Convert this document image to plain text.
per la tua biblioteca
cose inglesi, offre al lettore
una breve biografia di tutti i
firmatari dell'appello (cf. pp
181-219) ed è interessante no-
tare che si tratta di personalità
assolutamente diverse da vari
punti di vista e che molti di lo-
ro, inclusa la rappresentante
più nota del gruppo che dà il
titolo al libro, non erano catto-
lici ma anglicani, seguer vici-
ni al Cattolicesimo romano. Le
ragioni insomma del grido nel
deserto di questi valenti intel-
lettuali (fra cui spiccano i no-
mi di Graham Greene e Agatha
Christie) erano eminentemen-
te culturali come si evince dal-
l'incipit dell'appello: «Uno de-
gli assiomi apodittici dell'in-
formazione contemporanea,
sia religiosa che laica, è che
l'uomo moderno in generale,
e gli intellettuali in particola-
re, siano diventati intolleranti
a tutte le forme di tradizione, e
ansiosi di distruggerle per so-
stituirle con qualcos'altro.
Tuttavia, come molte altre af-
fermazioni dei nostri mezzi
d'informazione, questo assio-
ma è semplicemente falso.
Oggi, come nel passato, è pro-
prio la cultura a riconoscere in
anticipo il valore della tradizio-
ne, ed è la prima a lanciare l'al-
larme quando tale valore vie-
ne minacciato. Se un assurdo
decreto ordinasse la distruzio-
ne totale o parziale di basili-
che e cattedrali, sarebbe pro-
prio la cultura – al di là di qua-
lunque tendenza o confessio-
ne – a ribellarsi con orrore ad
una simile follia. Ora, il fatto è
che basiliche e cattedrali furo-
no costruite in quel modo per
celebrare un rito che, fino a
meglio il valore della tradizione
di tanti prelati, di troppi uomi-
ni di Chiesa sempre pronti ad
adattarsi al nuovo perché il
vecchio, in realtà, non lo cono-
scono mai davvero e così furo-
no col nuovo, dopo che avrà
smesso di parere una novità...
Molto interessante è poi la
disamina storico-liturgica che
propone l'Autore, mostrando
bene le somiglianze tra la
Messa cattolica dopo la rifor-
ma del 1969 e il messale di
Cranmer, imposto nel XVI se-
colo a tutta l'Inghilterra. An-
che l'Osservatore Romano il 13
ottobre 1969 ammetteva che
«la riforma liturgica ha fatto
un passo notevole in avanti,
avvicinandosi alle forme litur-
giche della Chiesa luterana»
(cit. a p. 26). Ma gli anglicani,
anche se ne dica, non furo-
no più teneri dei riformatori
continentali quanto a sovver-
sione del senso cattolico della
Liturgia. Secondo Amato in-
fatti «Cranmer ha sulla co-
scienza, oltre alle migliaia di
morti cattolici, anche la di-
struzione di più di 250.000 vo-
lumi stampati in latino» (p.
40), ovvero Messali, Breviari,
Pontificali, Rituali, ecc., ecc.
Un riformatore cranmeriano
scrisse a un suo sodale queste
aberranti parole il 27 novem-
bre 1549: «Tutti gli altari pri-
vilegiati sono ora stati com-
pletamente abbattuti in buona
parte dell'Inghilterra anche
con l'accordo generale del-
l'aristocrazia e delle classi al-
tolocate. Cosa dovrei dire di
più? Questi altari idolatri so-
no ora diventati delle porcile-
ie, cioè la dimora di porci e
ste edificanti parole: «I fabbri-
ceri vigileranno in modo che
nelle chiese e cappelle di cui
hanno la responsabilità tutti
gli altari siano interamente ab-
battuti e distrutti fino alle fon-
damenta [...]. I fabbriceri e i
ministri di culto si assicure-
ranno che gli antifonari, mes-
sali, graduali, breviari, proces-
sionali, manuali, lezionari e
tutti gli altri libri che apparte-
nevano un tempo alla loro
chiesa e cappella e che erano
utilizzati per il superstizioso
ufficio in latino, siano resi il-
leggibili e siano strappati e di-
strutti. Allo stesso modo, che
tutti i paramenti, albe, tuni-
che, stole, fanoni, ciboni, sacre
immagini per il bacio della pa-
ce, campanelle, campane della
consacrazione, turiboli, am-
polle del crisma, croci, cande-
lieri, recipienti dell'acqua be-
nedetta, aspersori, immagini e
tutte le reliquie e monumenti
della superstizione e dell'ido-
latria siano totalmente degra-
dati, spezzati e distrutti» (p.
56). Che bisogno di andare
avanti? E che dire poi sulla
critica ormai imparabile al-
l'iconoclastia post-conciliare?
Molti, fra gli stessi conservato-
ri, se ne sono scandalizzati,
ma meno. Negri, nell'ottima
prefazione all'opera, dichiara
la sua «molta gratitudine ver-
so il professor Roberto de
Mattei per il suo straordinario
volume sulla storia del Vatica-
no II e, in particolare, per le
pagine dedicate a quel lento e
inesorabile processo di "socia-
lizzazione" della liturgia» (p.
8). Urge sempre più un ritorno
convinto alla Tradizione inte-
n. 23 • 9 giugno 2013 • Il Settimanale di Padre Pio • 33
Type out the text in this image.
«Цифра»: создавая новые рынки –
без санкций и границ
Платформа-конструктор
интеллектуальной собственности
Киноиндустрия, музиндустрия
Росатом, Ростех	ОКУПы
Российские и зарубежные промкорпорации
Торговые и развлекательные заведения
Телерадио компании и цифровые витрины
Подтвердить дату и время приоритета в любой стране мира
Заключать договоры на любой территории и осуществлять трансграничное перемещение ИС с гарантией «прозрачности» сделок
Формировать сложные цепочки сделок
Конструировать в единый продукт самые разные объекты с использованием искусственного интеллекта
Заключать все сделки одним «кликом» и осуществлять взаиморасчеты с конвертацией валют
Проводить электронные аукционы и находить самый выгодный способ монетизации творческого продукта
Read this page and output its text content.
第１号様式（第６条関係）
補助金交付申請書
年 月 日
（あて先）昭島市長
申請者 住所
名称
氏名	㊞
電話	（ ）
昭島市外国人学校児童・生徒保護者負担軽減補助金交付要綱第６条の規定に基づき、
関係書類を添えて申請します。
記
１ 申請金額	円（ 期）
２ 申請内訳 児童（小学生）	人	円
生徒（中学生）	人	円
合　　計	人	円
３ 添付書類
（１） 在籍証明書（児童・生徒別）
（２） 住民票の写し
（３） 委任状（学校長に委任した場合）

##############################

Pick out lines containing the word "come", each one as written.

te culturali come si evince dal-
Tuttavia, come molte altre af-
Oggi, come nel passato, è pro-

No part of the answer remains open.